→ PROBLEM REQUIREMENTS
Extract the full listing below without altering a single character.

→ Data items

----

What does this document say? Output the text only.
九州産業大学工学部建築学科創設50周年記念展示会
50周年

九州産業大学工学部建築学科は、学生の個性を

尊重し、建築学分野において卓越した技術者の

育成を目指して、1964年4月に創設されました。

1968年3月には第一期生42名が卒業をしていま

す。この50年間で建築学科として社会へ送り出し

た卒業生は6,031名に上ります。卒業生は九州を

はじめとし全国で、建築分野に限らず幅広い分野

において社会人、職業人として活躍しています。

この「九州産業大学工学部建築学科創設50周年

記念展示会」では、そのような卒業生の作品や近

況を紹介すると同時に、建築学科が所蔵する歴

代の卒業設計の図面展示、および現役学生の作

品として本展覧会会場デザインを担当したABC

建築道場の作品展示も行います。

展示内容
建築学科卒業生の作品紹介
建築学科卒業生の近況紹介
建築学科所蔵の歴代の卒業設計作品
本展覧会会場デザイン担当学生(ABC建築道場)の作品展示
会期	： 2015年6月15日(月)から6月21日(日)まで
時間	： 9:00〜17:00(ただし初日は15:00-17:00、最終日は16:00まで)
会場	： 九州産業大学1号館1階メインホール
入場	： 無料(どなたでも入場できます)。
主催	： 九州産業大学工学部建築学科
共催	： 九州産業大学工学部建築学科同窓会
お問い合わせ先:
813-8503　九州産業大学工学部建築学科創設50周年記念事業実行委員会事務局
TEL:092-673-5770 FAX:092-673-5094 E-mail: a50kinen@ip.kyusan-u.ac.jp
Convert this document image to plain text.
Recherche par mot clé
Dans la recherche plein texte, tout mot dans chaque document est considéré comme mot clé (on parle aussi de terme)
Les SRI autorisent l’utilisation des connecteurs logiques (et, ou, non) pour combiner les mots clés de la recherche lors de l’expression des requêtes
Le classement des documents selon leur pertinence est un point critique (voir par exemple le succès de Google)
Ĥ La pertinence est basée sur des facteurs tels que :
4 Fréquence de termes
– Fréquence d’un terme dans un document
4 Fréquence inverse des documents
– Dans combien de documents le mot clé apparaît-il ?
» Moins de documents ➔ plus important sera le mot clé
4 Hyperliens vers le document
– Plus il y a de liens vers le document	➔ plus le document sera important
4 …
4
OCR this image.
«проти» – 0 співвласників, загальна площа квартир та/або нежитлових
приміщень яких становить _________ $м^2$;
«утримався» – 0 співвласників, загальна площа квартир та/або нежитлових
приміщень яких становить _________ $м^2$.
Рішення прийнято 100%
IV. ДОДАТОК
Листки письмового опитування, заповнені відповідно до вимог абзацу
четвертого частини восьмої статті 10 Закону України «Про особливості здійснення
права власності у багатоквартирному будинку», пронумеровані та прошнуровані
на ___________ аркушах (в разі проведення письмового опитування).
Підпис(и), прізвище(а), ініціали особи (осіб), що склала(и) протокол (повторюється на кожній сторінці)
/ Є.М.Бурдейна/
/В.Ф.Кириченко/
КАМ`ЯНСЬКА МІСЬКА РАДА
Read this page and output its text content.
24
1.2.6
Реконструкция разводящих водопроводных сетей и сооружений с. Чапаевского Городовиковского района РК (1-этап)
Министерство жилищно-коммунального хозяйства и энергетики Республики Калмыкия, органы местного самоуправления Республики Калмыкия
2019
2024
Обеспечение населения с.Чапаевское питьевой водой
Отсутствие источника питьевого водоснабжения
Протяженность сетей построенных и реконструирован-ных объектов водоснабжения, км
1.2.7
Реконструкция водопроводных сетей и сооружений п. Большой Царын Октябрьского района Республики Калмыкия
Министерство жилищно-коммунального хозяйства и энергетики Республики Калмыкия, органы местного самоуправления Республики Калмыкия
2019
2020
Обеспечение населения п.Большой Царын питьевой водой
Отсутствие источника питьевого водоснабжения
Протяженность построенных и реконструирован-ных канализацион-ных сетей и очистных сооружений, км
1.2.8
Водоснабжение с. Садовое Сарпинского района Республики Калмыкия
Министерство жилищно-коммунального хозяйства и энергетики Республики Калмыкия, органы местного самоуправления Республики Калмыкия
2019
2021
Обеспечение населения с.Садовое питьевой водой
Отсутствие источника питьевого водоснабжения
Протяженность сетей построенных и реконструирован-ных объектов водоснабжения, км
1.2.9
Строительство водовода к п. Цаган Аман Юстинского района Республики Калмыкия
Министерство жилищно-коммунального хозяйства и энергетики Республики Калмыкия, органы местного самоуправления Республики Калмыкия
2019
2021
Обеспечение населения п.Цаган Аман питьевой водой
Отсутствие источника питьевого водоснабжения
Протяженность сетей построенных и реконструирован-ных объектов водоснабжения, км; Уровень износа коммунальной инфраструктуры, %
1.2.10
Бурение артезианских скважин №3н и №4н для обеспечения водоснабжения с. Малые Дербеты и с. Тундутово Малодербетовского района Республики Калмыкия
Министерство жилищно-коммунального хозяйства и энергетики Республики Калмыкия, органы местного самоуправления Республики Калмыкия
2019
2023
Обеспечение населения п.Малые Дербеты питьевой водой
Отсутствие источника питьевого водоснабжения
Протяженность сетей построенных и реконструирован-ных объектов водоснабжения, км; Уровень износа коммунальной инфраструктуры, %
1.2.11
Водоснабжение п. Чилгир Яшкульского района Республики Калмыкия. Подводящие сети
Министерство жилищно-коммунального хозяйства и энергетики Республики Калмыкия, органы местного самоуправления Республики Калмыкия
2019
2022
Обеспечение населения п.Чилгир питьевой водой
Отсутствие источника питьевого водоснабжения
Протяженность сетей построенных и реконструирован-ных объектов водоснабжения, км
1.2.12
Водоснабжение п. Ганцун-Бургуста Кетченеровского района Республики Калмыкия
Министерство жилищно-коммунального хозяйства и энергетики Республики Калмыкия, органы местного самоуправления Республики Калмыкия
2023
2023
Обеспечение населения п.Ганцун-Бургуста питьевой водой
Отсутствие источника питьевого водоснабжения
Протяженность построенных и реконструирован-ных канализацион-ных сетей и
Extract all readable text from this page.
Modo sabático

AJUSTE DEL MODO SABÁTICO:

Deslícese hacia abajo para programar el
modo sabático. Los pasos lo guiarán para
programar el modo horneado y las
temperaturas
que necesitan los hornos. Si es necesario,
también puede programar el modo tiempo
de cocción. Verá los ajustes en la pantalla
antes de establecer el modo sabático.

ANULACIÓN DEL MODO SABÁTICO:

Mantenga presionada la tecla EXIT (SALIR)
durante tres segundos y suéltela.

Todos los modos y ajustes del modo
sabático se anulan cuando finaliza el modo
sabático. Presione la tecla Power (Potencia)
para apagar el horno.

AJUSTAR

----

→ EXERCISE OUTPUT
What does this document say? Output the text only.
九州産業大学工学部建築学科創設50周年記念展示会
50周年

九州産業大学工学部建築学科は、学生の個性を

尊重し、建築学分野において卓越した技術者の

育成を目指して、1964年4月に創設されました。

1968年3月には第一期生42名が卒業をしていま

す。この50年間で建築学科として社会へ送り出し

た卒業生は6,031名に上ります。卒業生は九州を

はじめとし全国で、建築分野に限らず幅広い分野

において社会人、職業人として活躍しています。

この「九州産業大学工学部建築学科創設50周年

記念展示会」では、そのような卒業生の作品や近

況を紹介すると同時に、建築学科が所蔵する歴

代の卒業設計の図面展示、および現役学生の作

品として本展覧会会場デザインを担当したABC

建築道場の作品展示も行います。

展示内容
建築学科卒業生の作品紹介
建築学科卒業生の近況紹介
建築学科所蔵の歴代の卒業設計作品
本展覧会会場デザイン担当学生(ABC建築道場)の作品展示
会期	： 2015年6月15日(月)から6月21日(日)まで
時間	： 9:00〜17:00(ただし初日は15:00-17:00、最終日は16:00まで)
会場	： 九州産業大学1号館1階メインホール
入場	： 無料(どなたでも入場できます)。
主催	： 九州産業大学工学部建築学科
共催	： 九州産業大学工学部建築学科同窓会
お問い合わせ先:
813-8503　九州産業大学工学部建築学科創設50周年記念事業実行委員会事務局
TEL:092-673-5770 FAX:092-673-5094 E-mail: a50kinen@ip.kyusan-u.ac.jp
Convert this document image to plain text.
Recherche par mot clé
Dans la recherche plein texte, tout mot dans chaque document est considéré comme mot clé (on parle aussi de terme)
Les SRI autorisent l’utilisation des connecteurs logiques (et, ou, non) pour combiner les mots clés de la recherche lors de l’expression des requêtes
Le classement des documents selon leur pertinence est un point critique (voir par exemple le succès de Google)
Ĥ La pertinence est basée sur des facteurs tels que :
4 Fréquence de termes
– Fréquence d’un terme dans un document
4 Fréquence inverse des documents
– Dans combien de documents le mot clé apparaît-il ?
» Moins de documents ➔ plus important sera le mot clé
4 Hyperliens vers le document
– Plus il y a de liens vers le document	➔ plus le document sera important
4 …
4
OCR this image.
«проти» – 0 співвласників, загальна площа квартир та/або нежитлових
приміщень яких становить _________ $м^2$;
«утримався» – 0 співвласників, загальна площа квартир та/або нежитлових
приміщень яких становить _________ $м^2$.
Рішення прийнято 100%
IV. ДОДАТОК
Листки письмового опитування, заповнені відповідно до вимог абзацу
четвертого частини восьмої статті 10 Закону України «Про особливості здійснення
права власності у багатоквартирному будинку», пронумеровані та прошнуровані
на ___________ аркушах (в разі проведення письмового опитування).
Підпис(и), прізвище(а), ініціали особи (осіб), що склала(и) протокол (повторюється на кожній сторінці)
/ Є.М.Бурдейна/
/В.Ф.Кириченко/
КАМ`ЯНСЬКА МІСЬКА РАДА
Read this page and output its text content.
24
1.2.6
Реконструкция разводящих водопроводных сетей и сооружений с. Чапаевского Городовиковского района РК (1-этап)
Министерство жилищно-коммунального хозяйства и энергетики Республики Калмыкия, органы местного самоуправления Республики Калмыкия
2019
2024
Обеспечение населения с.Чапаевское питьевой водой
Отсутствие источника питьевого водоснабжения
Протяженность сетей построенных и реконструирован-ных объектов водоснабжения, км
1.2.7
Реконструкция водопроводных сетей и сооружений п. Большой Царын Октябрьского района Республики Калмыкия
Министерство жилищно-коммунального хозяйства и энергетики Республики Калмыкия, органы местного самоуправления Республики Калмыкия
2019
2020
Обеспечение населения п.Большой Царын питьевой водой
Отсутствие источника питьевого водоснабжения
Протяженность построенных и реконструирован-ных канализацион-ных сетей и очистных сооружений, км
1.2.8
Водоснабжение с. Садовое Сарпинского района Республики Калмыкия
Министерство жилищно-коммунального хозяйства и энергетики Республики Калмыкия, органы местного самоуправления Республики Калмыкия
2019
2021
Обеспечение населения с.Садовое питьевой водой
Отсутствие источника питьевого водоснабжения
Протяженность сетей построенных и реконструирован-ных объектов водоснабжения, км
1.2.9
Строительство водовода к п. Цаган Аман Юстинского района Республики Калмыкия
Министерство жилищно-коммунального хозяйства и энергетики Республики Калмыкия, органы местного самоуправления Республики Калмыкия
2019
2021
Обеспечение населения п.Цаган Аман питьевой водой
Отсутствие источника питьевого водоснабжения
Протяженность сетей построенных и реконструирован-ных объектов водоснабжения, км; Уровень износа коммунальной инфраструктуры, %
1.2.10
Бурение артезианских скважин №3н и №4н для обеспечения водоснабжения с. Малые Дербеты и с. Тундутово Малодербетовского района Республики Калмыкия
Министерство жилищно-коммунального хозяйства и энергетики Республики Калмыкия, органы местного самоуправления Республики Калмыкия
2019
2023
Обеспечение населения п.Малые Дербеты питьевой водой
Отсутствие источника питьевого водоснабжения
Протяженность сетей построенных и реконструирован-ных объектов водоснабжения, км; Уровень износа коммунальной инфраструктуры, %
1.2.11
Водоснабжение п. Чилгир Яшкульского района Республики Калмыкия. Подводящие сети
Министерство жилищно-коммунального хозяйства и энергетики Республики Калмыкия, органы местного самоуправления Республики Калмыкия
2019
2022
Обеспечение населения п.Чилгир питьевой водой
Отсутствие источника питьевого водоснабжения
Протяженность сетей построенных и реконструирован-ных объектов водоснабжения, км
1.2.12
Водоснабжение п. Ганцун-Бургуста Кетченеровского района Республики Калмыкия
Министерство жилищно-коммунального хозяйства и энергетики Республики Калмыкия, органы местного самоуправления Республики Калмыкия
2023
2023
Обеспечение населения п.Ганцун-Бургуста питьевой водой
Отсутствие источника питьевого водоснабжения
Протяженность построенных и реконструирован-ных канализацион-ных сетей и
Extract all readable text from this page.
Modo sabático

AJUSTE DEL MODO SABÁTICO:

Deslícese hacia abajo para programar el
modo sabático. Los pasos lo guiarán para
programar el modo horneado y las
temperaturas
que necesitan los hornos. Si es necesario,
también puede programar el modo tiempo
de cocción. Verá los ajustes en la pantalla
antes de establecer el modo sabático.

ANULACIÓN DEL MODO SABÁTICO:

Mantenga presionada la tecla EXIT (SALIR)
durante tres segundos y suéltela.

Todos los modos y ajustes del modo
sabático se anulan cuando finaliza el modo
sabático. Presione la tecla Power (Potencia)
para apagar el horno.

AJUSTAR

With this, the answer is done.